▶ **Directive**
Check each line below for the word "如图所示" and give the number of lines that have it, nothing more.

(Records from a dataset)
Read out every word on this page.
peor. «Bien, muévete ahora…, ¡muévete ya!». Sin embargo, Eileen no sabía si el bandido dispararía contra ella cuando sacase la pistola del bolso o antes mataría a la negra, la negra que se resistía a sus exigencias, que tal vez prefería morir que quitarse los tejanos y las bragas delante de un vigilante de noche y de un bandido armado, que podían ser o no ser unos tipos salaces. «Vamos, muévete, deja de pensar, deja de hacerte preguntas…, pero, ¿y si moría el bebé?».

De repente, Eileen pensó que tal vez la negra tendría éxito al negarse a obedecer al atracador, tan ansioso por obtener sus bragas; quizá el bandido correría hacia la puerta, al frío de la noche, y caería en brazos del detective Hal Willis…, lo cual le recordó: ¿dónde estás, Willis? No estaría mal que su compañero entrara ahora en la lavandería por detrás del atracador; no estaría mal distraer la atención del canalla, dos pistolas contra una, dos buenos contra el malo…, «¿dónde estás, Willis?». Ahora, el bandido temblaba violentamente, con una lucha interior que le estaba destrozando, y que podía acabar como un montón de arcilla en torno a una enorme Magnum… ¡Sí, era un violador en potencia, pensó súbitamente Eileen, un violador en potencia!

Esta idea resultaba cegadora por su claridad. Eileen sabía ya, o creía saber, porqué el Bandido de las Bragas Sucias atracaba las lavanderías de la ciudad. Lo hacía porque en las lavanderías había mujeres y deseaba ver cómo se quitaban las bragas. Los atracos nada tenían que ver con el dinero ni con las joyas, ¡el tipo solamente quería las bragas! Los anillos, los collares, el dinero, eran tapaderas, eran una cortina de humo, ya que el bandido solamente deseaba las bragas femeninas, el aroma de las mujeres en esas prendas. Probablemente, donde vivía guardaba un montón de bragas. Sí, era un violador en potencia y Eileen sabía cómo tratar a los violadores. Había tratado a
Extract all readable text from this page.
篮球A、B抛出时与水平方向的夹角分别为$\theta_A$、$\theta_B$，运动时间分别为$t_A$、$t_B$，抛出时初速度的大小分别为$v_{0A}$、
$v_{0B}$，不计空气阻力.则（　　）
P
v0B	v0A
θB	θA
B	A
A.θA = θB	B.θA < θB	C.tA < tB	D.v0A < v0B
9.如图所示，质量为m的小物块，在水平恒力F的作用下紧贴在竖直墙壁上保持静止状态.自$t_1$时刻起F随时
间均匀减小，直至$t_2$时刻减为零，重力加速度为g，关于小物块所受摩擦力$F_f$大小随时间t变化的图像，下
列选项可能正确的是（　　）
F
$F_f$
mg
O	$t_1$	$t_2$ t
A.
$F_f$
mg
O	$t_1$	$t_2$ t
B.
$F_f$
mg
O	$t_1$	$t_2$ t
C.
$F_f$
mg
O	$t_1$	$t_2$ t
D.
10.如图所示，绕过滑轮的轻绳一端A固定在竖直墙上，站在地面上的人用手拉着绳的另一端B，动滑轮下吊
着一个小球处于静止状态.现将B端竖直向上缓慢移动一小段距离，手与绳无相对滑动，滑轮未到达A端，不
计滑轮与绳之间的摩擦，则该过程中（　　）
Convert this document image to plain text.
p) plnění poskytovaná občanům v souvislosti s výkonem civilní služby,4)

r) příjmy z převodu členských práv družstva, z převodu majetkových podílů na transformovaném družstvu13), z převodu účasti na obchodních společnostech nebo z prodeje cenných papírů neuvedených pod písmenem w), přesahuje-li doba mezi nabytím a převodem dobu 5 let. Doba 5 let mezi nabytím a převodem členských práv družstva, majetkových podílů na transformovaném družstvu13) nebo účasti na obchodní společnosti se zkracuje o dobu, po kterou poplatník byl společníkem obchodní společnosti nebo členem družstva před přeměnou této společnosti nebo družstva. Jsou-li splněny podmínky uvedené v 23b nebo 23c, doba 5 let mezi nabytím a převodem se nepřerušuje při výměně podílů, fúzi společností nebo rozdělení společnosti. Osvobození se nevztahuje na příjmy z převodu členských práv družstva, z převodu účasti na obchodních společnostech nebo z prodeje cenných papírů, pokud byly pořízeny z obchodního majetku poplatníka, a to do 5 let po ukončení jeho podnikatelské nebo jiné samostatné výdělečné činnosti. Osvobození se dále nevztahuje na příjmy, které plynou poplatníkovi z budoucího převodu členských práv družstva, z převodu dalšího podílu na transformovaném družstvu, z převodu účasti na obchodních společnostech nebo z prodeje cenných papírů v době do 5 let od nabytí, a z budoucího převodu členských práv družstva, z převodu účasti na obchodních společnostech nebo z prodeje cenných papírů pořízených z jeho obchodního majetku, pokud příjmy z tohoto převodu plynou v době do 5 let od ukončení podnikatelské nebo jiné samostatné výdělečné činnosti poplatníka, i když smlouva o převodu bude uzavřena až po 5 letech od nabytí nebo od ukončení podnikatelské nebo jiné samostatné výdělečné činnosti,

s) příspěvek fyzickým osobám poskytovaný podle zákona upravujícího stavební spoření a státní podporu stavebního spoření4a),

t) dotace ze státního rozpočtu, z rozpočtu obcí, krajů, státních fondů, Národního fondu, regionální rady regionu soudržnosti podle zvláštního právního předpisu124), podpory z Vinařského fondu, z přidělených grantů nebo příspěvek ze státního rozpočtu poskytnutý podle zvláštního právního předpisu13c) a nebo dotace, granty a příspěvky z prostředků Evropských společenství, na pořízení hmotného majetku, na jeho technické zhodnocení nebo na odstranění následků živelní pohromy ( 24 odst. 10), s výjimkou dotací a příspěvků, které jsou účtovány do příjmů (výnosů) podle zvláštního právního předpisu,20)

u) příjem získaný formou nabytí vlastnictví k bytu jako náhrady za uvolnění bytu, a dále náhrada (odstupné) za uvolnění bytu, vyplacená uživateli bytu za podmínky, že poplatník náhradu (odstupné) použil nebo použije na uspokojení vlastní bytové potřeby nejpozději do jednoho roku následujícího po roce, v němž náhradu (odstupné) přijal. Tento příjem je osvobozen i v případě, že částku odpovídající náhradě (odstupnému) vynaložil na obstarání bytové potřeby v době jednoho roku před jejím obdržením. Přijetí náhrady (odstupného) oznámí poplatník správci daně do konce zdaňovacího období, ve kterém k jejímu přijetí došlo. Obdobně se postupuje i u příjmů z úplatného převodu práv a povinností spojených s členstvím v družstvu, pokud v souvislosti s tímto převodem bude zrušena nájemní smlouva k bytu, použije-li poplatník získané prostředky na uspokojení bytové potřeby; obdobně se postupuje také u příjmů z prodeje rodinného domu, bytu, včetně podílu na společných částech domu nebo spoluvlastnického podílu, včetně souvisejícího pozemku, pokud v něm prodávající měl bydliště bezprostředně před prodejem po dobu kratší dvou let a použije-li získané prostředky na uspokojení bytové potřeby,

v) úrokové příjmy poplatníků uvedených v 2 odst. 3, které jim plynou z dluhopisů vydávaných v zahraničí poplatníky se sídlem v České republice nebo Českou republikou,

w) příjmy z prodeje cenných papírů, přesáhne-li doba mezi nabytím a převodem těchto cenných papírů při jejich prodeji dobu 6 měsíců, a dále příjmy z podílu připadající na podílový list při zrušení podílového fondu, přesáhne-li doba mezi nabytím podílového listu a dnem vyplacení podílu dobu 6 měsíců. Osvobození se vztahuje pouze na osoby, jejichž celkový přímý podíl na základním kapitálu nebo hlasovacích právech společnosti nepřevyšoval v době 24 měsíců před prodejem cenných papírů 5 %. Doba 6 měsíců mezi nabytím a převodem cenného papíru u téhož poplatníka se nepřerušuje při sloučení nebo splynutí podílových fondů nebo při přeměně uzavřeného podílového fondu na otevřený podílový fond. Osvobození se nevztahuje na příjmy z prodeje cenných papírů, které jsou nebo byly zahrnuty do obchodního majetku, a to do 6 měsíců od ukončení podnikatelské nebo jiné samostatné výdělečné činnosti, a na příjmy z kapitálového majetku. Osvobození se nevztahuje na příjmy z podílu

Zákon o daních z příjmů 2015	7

▶ **Result of the exercise**
2